[Start]

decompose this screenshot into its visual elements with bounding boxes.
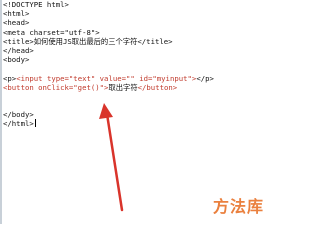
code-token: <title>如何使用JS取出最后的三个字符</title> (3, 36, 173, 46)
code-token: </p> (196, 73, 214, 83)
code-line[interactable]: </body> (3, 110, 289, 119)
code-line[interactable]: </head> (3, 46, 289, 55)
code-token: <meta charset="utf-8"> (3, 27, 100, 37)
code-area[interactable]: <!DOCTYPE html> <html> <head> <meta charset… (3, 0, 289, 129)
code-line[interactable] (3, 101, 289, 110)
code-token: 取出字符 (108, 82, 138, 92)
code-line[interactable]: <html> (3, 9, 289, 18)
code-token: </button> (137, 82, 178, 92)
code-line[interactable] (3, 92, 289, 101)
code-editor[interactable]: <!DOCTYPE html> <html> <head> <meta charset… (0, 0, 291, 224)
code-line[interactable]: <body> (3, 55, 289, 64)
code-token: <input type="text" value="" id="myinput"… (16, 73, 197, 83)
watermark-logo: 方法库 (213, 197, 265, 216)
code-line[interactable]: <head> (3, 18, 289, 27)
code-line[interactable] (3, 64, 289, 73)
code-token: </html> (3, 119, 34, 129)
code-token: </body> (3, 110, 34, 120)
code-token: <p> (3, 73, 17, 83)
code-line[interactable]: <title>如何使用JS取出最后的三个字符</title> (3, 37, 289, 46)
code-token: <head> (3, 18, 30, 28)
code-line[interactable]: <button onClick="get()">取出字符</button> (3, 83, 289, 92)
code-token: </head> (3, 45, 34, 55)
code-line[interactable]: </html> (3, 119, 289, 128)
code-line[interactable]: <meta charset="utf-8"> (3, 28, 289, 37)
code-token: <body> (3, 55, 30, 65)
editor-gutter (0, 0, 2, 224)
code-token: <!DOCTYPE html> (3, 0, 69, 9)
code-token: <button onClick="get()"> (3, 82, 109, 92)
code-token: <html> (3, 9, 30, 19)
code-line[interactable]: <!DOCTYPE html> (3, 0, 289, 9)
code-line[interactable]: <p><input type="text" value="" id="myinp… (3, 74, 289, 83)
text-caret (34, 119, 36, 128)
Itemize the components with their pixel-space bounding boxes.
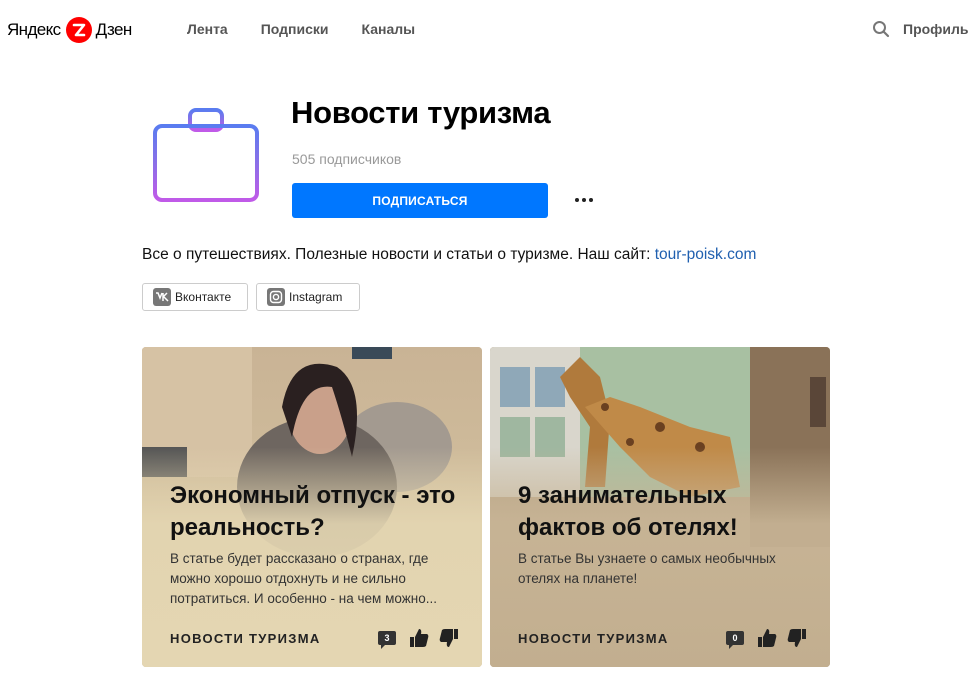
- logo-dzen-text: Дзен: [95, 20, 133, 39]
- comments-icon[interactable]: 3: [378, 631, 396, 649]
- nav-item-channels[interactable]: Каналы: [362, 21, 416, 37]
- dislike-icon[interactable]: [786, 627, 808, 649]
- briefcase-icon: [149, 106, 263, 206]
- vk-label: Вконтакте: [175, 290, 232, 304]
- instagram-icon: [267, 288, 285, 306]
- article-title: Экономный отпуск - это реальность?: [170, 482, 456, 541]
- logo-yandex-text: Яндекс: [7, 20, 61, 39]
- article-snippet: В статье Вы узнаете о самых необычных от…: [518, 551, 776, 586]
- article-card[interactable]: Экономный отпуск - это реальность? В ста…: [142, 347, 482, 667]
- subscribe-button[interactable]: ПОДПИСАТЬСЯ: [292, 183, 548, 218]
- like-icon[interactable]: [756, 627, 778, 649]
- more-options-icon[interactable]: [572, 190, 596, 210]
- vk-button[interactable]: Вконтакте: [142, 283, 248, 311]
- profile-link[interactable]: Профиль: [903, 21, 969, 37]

[End]

*EXERCISE OBJECTIVE*. Can you copy every row above word for word, leaving out the pictures?

*EXERCISE ANSWER*.
decompose this screenshot into its visual elements with bounding boxes.
code-token: <title>如何使用JS取出最后的三个字符</title> (3, 36, 173, 46)
code-token: </p> (196, 73, 214, 83)
code-line[interactable]: </body> (3, 110, 289, 119)
code-line[interactable]: </head> (3, 46, 289, 55)
code-token: <meta charset="utf-8"> (3, 27, 100, 37)
code-area[interactable]: <!DOCTYPE html> <html> <head> <meta charset… (3, 0, 289, 129)
code-line[interactable] (3, 101, 289, 110)
code-token: 取出字符 (108, 82, 138, 92)
code-line[interactable]: <html> (3, 9, 289, 18)
code-token: </button> (137, 82, 178, 92)
code-line[interactable] (3, 92, 289, 101)
code-editor[interactable]: <!DOCTYPE html> <html> <head> <meta charset… (0, 0, 291, 224)
code-line[interactable]: <body> (3, 55, 289, 64)
code-token: <input type="text" value="" id="myinput"… (16, 73, 197, 83)
watermark-logo: 方法库 (213, 197, 265, 216)
code-line[interactable]: <head> (3, 18, 289, 27)
code-line[interactable] (3, 64, 289, 73)
code-token: </html> (3, 119, 34, 129)
code-token: </body> (3, 110, 34, 120)
code-token: <p> (3, 73, 17, 83)
code-line[interactable]: <title>如何使用JS取出最后的三个字符</title> (3, 37, 289, 46)
code-token: <head> (3, 18, 30, 28)
code-line[interactable]: <button onClick="get()">取出字符</button> (3, 83, 289, 92)
code-token: </head> (3, 45, 34, 55)
code-line[interactable]: </html> (3, 119, 289, 128)
code-line[interactable]: <meta charset="utf-8"> (3, 28, 289, 37)
code-token: <body> (3, 55, 30, 65)
editor-gutter (0, 0, 2, 224)
code-token: <!DOCTYPE html> (3, 0, 69, 9)
code-token: <button onClick="get()"> (3, 82, 109, 92)
code-token: <html> (3, 9, 30, 19)
code-line[interactable]: <!DOCTYPE html> (3, 0, 289, 9)
code-line[interactable]: <p><input type="text" value="" id="myinp… (3, 74, 289, 83)
text-caret (34, 119, 36, 128)
Itemize the components with their pixel-space bounding boxes.
- logo-dzen-text: Дзен: [95, 20, 133, 39]
- comments-icon[interactable]: 3: [378, 631, 396, 649]
- nav-item-channels[interactable]: Каналы: [362, 21, 416, 37]
- dislike-icon[interactable]: [786, 627, 808, 649]
- briefcase-icon: [149, 106, 263, 206]
- vk-label: Вконтакте: [175, 290, 232, 304]
- instagram-icon: [267, 288, 285, 306]
- article-title: Экономный отпуск - это реальность?: [170, 482, 456, 541]
- logo-yandex-text: Яндекс: [7, 20, 61, 39]
- article-snippet: В статье Вы узнаете о самых необычных от…: [518, 551, 776, 586]
- article-card[interactable]: Экономный отпуск - это реальность? В ста…: [142, 347, 482, 667]
- subscribe-button[interactable]: ПОДПИСАТЬСЯ: [292, 183, 548, 218]
- like-icon[interactable]: [756, 627, 778, 649]
- more-options-icon[interactable]: [572, 190, 596, 210]
- vk-button[interactable]: Вконтакте: [142, 283, 248, 311]
- profile-link[interactable]: Профиль: [903, 21, 969, 37]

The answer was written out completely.